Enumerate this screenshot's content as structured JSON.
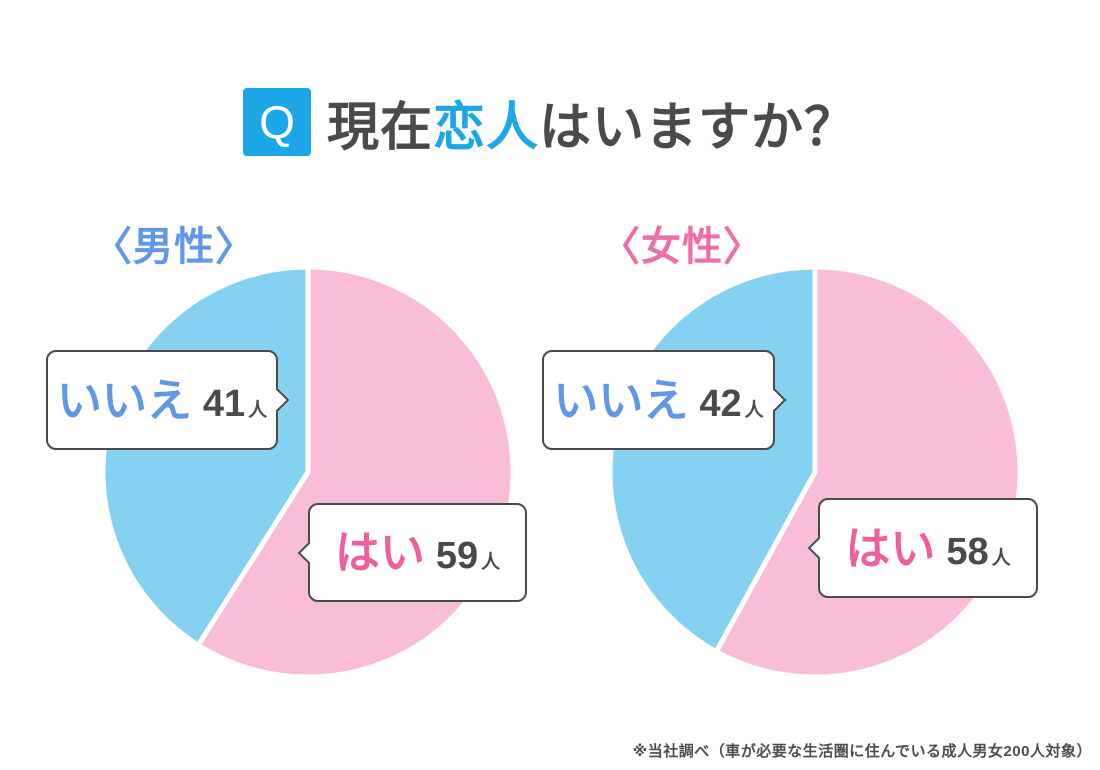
{
  "header": {
    "badge": "Q",
    "title_pre": "現在",
    "title_highlight": "恋人",
    "title_post": "はいますか？"
  },
  "chart_data": [
    {
      "type": "pie",
      "group_label": "〈男性〉",
      "slices": [
        {
          "label": "はい",
          "value": 59,
          "unit": "人",
          "color_key": "pie_pink"
        },
        {
          "label": "いいえ",
          "value": 41,
          "unit": "人",
          "color_key": "pie_blue"
        }
      ],
      "total": 100,
      "start_angle_deg_from_top": 0,
      "direction": "clockwise",
      "legend": "none",
      "grid": false
    },
    {
      "type": "pie",
      "group_label": "〈女性〉",
      "slices": [
        {
          "label": "はい",
          "value": 58,
          "unit": "人",
          "color_key": "pie_pink"
        },
        {
          "label": "いいえ",
          "value": 42,
          "unit": "人",
          "color_key": "pie_blue"
        }
      ],
      "total": 100,
      "start_angle_deg_from_top": 0,
      "direction": "clockwise",
      "legend": "none",
      "grid": false
    }
  ],
  "footnote": "※当社調べ（車が必要な生活圏に住んでいる成人男女200人対象）",
  "colors": {
    "accent_blue": "#1EA7E8",
    "pie_blue": "#85D1F2",
    "pie_pink": "#F9BDD8",
    "no_text_blue": "#6097E6",
    "yes_text_pink": "#EE5F9E",
    "female_label_pink": "#EE6FA7",
    "dark_text": "#4A4A4A"
  }
}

REQUIREMENTS: Each entry gets copied exactly; the pictures stay out.

ANSWER TO THIS TASK:
Enumerate this screenshot's content as structured JSON.
{
  "header": {
    "badge": "Q",
    "title_pre": "現在",
    "title_highlight": "恋人",
    "title_post": "はいますか？"
  },
  "chart_data": [
    {
      "type": "pie",
      "group_label": "〈男性〉",
      "slices": [
        {
          "label": "はい",
          "value": 59,
          "unit": "人",
          "color_key": "pie_pink"
        },
        {
          "label": "いいえ",
          "value": 41,
          "unit": "人",
          "color_key": "pie_blue"
        }
      ],
      "total": 100,
      "start_angle_deg_from_top": 0,
      "direction": "clockwise",
      "legend": "none",
      "grid": false
    },
    {
      "type": "pie",
      "group_label": "〈女性〉",
      "slices": [
        {
          "label": "はい",
          "value": 58,
          "unit": "人",
          "color_key": "pie_pink"
        },
        {
          "label": "いいえ",
          "value": 42,
          "unit": "人",
          "color_key": "pie_blue"
        }
      ],
      "total": 100,
      "start_angle_deg_from_top": 0,
      "direction": "clockwise",
      "legend": "none",
      "grid": false
    }
  ],
  "footnote": "※当社調べ（車が必要な生活圏に住んでいる成人男女200人対象）",
  "colors": {
    "accent_blue": "#1EA7E8",
    "pie_blue": "#85D1F2",
    "pie_pink": "#F9BDD8",
    "no_text_blue": "#6097E6",
    "yes_text_pink": "#EE5F9E",
    "female_label_pink": "#EE6FA7",
    "dark_text": "#4A4A4A"
  }
}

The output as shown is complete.